§ Material provided
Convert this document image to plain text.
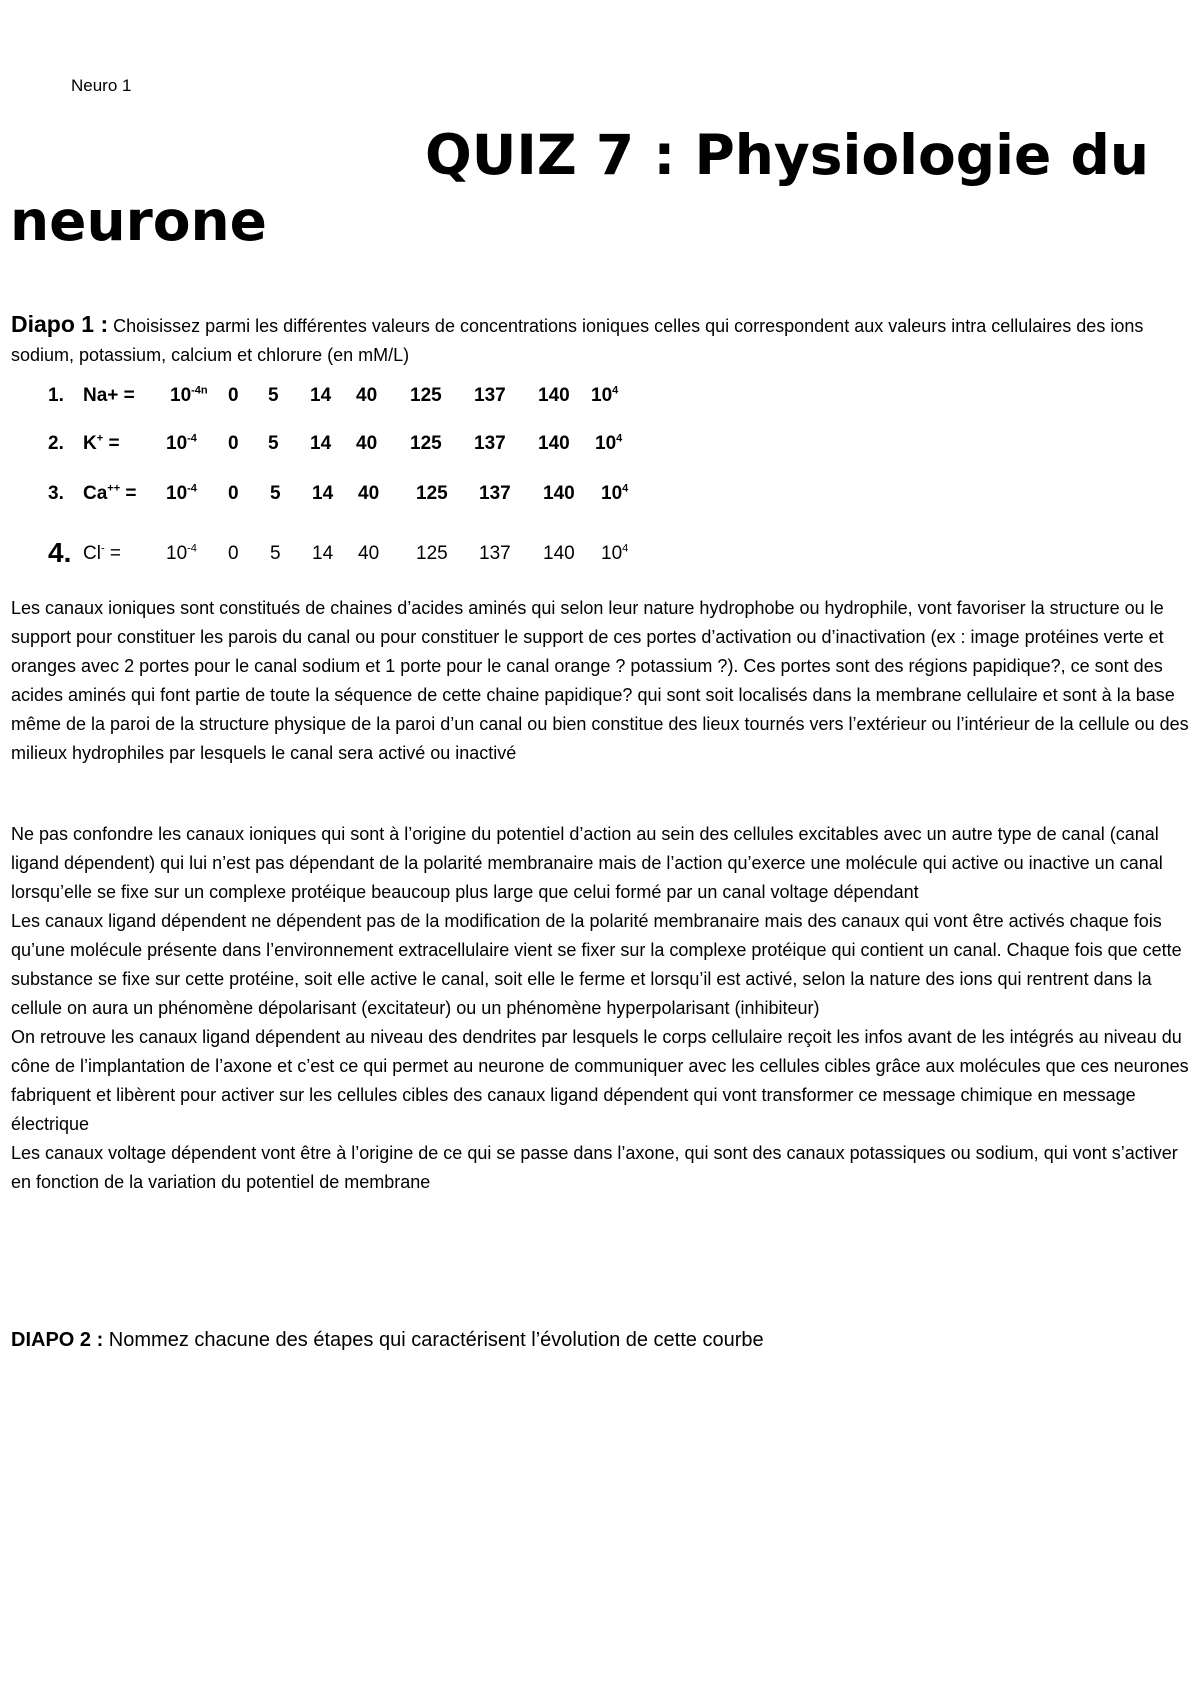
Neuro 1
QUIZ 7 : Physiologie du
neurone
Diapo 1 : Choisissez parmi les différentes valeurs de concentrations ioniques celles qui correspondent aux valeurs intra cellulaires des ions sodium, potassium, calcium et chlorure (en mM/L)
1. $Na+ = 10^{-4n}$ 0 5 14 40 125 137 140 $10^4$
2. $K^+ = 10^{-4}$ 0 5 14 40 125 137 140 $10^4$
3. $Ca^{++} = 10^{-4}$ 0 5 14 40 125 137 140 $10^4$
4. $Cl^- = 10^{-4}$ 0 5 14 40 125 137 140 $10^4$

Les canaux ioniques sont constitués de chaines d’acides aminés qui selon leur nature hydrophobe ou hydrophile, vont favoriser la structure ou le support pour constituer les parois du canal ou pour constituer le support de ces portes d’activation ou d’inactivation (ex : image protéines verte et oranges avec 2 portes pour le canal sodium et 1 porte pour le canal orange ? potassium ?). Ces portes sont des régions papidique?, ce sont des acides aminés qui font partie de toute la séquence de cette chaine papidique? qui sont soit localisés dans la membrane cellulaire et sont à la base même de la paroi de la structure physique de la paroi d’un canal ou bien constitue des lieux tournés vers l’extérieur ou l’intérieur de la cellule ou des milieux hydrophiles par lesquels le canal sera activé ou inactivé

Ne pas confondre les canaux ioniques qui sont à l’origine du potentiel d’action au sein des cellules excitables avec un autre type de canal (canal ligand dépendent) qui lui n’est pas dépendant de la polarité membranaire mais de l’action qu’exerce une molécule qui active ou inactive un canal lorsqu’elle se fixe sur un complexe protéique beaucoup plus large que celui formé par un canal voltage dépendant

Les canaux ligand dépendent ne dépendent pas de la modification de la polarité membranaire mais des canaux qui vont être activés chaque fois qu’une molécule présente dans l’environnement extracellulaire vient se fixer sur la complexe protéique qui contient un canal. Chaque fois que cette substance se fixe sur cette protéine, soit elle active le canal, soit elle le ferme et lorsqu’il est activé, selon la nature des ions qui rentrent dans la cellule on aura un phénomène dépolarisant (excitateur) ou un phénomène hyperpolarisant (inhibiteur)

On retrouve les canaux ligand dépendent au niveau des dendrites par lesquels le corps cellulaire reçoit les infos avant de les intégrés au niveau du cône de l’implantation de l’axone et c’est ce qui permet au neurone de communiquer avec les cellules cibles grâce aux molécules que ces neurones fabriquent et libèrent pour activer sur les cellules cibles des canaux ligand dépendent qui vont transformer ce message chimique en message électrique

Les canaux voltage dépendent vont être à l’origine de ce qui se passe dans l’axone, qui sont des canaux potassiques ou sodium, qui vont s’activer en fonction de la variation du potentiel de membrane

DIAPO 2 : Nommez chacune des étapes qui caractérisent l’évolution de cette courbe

--

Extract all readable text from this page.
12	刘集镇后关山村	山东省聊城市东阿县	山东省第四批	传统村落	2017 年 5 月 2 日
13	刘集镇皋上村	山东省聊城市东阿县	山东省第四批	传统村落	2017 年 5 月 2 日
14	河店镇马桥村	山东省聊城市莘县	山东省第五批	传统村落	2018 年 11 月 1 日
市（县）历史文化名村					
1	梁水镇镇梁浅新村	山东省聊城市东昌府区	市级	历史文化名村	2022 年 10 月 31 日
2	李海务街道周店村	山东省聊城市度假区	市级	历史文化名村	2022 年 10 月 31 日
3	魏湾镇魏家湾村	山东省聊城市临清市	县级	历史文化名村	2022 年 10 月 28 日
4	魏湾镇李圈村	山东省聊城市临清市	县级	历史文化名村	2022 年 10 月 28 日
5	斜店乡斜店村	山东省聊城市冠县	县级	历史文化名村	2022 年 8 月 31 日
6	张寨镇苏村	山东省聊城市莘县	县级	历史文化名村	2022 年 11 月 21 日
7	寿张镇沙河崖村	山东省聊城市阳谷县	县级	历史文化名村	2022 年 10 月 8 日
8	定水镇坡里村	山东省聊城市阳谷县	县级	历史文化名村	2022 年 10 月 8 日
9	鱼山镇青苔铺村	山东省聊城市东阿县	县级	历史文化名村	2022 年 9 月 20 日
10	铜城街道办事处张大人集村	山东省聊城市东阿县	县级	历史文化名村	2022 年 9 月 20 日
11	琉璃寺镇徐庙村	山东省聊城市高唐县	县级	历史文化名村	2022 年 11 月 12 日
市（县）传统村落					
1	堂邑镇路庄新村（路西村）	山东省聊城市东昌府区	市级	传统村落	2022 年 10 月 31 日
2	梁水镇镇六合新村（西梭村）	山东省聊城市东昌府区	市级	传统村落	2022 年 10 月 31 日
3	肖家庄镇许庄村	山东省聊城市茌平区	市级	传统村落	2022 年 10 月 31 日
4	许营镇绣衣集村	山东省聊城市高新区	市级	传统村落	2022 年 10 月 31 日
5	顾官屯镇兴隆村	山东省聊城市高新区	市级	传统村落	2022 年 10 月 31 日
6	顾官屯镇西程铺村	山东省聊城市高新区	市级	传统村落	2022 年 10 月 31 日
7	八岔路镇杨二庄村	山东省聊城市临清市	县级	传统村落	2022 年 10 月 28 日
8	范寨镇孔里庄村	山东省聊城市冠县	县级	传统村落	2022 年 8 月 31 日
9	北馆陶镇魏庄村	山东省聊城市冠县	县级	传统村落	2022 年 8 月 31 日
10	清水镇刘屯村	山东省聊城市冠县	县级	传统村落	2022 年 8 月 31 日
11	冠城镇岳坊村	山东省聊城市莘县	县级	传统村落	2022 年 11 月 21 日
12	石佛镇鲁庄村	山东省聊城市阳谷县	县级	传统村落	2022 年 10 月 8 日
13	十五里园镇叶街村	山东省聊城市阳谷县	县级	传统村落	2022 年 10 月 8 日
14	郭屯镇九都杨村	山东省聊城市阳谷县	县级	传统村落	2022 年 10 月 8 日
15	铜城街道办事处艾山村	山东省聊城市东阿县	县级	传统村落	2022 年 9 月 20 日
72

==

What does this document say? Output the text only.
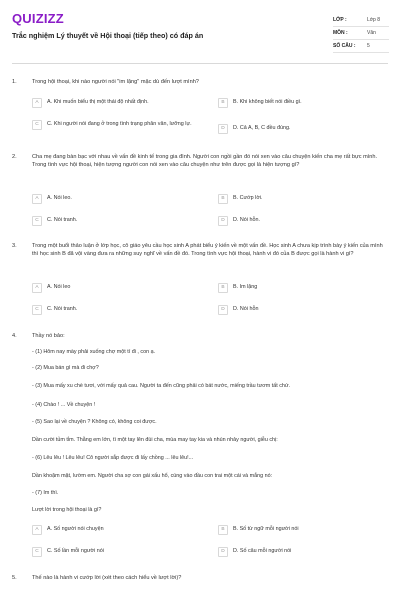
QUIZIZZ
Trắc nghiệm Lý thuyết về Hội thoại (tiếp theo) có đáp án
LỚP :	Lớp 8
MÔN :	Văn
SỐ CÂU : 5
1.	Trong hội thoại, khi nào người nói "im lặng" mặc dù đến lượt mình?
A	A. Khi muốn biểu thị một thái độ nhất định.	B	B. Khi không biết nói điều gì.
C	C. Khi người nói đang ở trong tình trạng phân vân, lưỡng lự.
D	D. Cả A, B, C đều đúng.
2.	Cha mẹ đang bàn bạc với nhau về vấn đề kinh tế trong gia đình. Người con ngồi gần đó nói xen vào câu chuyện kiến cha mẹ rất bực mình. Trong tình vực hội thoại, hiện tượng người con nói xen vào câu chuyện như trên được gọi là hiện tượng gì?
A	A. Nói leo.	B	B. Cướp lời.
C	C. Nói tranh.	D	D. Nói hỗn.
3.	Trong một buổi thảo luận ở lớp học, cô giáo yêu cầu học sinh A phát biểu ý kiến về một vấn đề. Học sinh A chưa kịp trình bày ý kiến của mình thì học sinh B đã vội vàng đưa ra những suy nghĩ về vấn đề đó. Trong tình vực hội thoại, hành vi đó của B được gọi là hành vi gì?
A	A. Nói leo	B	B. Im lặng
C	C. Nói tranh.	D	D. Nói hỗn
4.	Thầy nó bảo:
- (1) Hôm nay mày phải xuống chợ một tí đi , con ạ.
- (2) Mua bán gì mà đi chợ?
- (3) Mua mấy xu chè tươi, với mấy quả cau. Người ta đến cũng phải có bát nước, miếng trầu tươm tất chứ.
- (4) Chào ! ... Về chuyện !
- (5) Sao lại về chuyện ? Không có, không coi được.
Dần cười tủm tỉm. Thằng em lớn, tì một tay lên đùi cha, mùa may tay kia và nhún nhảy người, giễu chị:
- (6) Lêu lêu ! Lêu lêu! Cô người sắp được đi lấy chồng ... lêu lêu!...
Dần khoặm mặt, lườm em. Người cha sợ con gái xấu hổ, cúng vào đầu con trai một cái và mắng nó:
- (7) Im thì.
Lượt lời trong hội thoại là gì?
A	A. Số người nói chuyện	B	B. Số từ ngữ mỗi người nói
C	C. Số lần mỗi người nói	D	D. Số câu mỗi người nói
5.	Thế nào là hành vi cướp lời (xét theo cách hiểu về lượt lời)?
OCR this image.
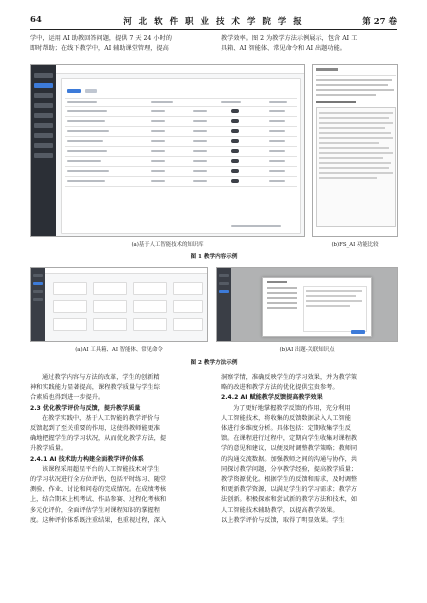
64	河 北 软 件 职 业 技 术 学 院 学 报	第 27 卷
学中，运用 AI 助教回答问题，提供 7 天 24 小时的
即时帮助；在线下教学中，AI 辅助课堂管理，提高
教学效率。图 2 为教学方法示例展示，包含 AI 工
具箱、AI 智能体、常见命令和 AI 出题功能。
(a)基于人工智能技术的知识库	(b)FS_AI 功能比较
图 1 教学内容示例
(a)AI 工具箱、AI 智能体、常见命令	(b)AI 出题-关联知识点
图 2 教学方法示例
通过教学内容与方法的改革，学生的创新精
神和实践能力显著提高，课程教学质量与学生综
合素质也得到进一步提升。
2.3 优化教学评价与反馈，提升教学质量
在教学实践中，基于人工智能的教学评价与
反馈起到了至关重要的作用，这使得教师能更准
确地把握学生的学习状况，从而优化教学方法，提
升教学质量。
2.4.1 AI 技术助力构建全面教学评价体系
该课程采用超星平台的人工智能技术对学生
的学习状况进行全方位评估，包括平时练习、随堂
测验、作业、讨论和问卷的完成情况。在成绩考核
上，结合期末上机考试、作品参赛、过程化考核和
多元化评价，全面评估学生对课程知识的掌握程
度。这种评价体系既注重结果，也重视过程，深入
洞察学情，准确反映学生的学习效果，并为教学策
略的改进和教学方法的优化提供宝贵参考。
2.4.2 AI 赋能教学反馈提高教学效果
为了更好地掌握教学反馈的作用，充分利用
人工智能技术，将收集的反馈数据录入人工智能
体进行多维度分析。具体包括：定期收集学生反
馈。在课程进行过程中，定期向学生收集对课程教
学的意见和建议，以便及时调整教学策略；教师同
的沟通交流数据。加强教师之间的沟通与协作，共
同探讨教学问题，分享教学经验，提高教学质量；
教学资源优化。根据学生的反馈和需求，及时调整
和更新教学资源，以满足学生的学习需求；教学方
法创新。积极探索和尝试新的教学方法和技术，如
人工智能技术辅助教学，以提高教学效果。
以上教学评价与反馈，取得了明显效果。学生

§ Work instructions
Show all lines from the listing above in which "tranh" appears.

§ Task output
C	C. Nói tranh.	D	D. Nói hỗn.
C	C. Nói tranh.	D	D. Nói hỗn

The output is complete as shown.